Problem requirements - Below is a listing to write out in full, exactly as given, without its pictures.

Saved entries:
**********
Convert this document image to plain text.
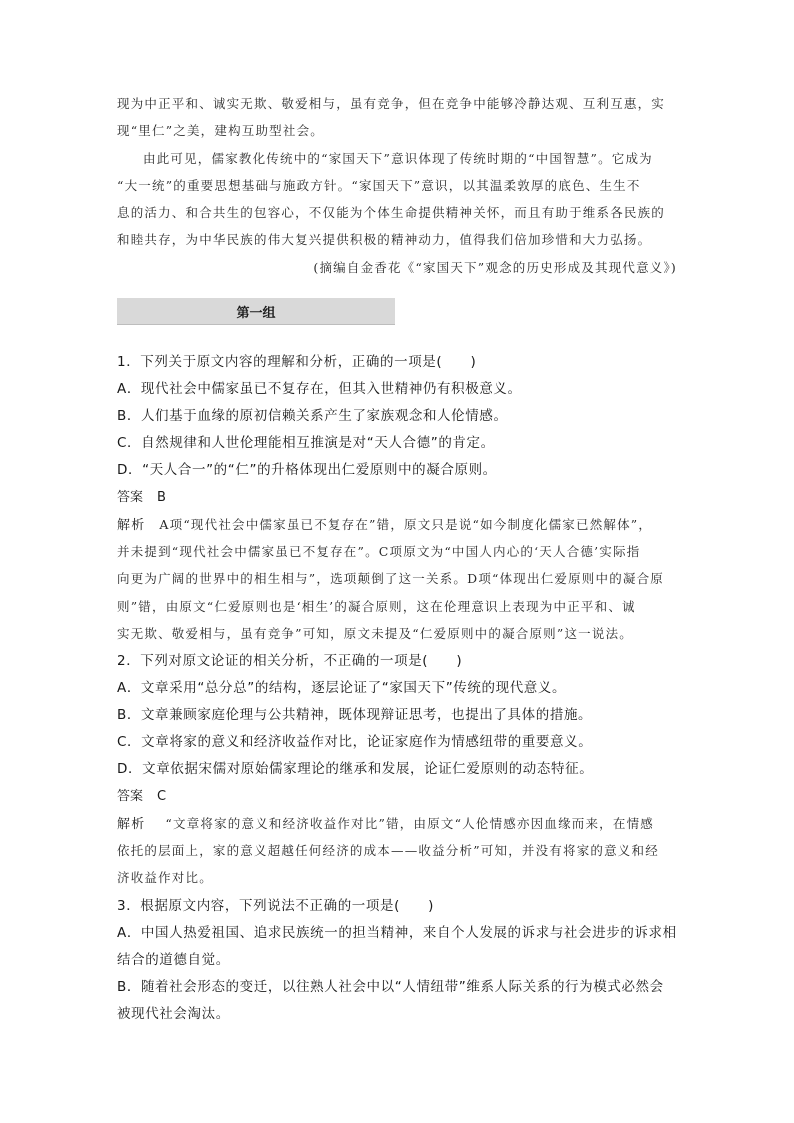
现为中正平和、诚实无欺、敬爱相与，虽有竞争，但在竞争中能够冷静达观、互利互惠，实
现“里仁”之美，建构互助型社会。
由此可见，儒家教化传统中的“家国天下”意识体现了传统时期的“中国智慧”。它成为
“大一统”的重要思想基础与施政方针。“家国天下”意识，以其温柔敦厚的底色、生生不
息的活力、和合共生的包容心，不仅能为个体生命提供精神关怀，而且有助于维系各民族的
和睦共存，为中华民族的伟大复兴提供积极的精神动力，值得我们倍加珍惜和大力弘扬。
(摘编自金香花《“家国天下”观念的历史形成及其现代意义》)
第一组
1．下列关于原文内容的理解和分析，正确的一项是(　　)
A．现代社会中儒家虽已不复存在，但其入世精神仍有积极意义。
B．人们基于血缘的原初信赖关系产生了家族观念和人伦情感。
C．自然规律和人世伦理能相互推演是对“天人合德”的肯定。
D．“天人合一”的“仁”的升格体现出仁爱原则中的凝合原则。
答案 B
解析 A项“现代社会中儒家虽已不复存在”错，原文只是说“如今制度化儒家已然解体”，
并未提到“现代社会中儒家虽已不复存在”。C项原文为“中国人内心的‘天人合德’实际指
向更为广阔的世界中的相生相与”，选项颠倒了这一关系。D项“体现出仁爱原则中的凝合原
则”错，由原文“仁爱原则也是‘相生’的凝合原则，这在伦理意识上表现为中正平和、诚
实无欺、敬爱相与，虽有竞争”可知，原文未提及“仁爱原则中的凝合原则”这一说法。
2．下列对原文论证的相关分析，不正确的一项是(　　)
A．文章采用“总分总”的结构，逐层论证了“家国天下”传统的现代意义。
B．文章兼顾家庭伦理与公共精神，既体现辩证思考，也提出了具体的措施。
C．文章将家的意义和经济收益作对比，论证家庭作为情感纽带的重要意义。
D．文章依据宋儒对原始儒家理论的继承和发展，论证仁爱原则的动态特征。
答案 C
解析 “文章将家的意义和经济收益作对比”错，由原文“人伦情感亦因血缘而来，在情感
依托的层面上，家的意义超越任何经济的成本——收益分析”可知，并没有将家的意义和经
济收益作对比。
3．根据原文内容，下列说法不正确的一项是(　　)
A．中国人热爱祖国、追求民族统一的担当精神，来自个人发展的诉求与社会进步的诉求相
结合的道德自觉。
B．随着社会形态的变迁，以往熟人社会中以“人情纽带”维系人际关系的行为模式必然会
被现代社会淘汰。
**********
Reply -
Convert this document image to plain text.
现为中正平和、诚实无欺、敬爱相与，虽有竞争，但在竞争中能够冷静达观、互利互惠，实
现“里仁”之美，建构互助型社会。
由此可见，儒家教化传统中的“家国天下”意识体现了传统时期的“中国智慧”。它成为
“大一统”的重要思想基础与施政方针。“家国天下”意识，以其温柔敦厚的底色、生生不
息的活力、和合共生的包容心，不仅能为个体生命提供精神关怀，而且有助于维系各民族的
和睦共存，为中华民族的伟大复兴提供积极的精神动力，值得我们倍加珍惜和大力弘扬。
(摘编自金香花《“家国天下”观念的历史形成及其现代意义》)
第一组
1．下列关于原文内容的理解和分析，正确的一项是(　　)
A．现代社会中儒家虽已不复存在，但其入世精神仍有积极意义。
B．人们基于血缘的原初信赖关系产生了家族观念和人伦情感。
C．自然规律和人世伦理能相互推演是对“天人合德”的肯定。
D．“天人合一”的“仁”的升格体现出仁爱原则中的凝合原则。
答案 B
解析 A项“现代社会中儒家虽已不复存在”错，原文只是说“如今制度化儒家已然解体”，
并未提到“现代社会中儒家虽已不复存在”。C项原文为“中国人内心的‘天人合德’实际指
向更为广阔的世界中的相生相与”，选项颠倒了这一关系。D项“体现出仁爱原则中的凝合原
则”错，由原文“仁爱原则也是‘相生’的凝合原则，这在伦理意识上表现为中正平和、诚
实无欺、敬爱相与，虽有竞争”可知，原文未提及“仁爱原则中的凝合原则”这一说法。
2．下列对原文论证的相关分析，不正确的一项是(　　)
A．文章采用“总分总”的结构，逐层论证了“家国天下”传统的现代意义。
B．文章兼顾家庭伦理与公共精神，既体现辩证思考，也提出了具体的措施。
C．文章将家的意义和经济收益作对比，论证家庭作为情感纽带的重要意义。
D．文章依据宋儒对原始儒家理论的继承和发展，论证仁爱原则的动态特征。
答案 C
解析 “文章将家的意义和经济收益作对比”错，由原文“人伦情感亦因血缘而来，在情感
依托的层面上，家的意义超越任何经济的成本——收益分析”可知，并没有将家的意义和经
济收益作对比。
3．根据原文内容，下列说法不正确的一项是(　　)
A．中国人热爱祖国、追求民族统一的担当精神，来自个人发展的诉求与社会进步的诉求相
结合的道德自觉。
B．随着社会形态的变迁，以往熟人社会中以“人情纽带”维系人际关系的行为模式必然会
被现代社会淘汰。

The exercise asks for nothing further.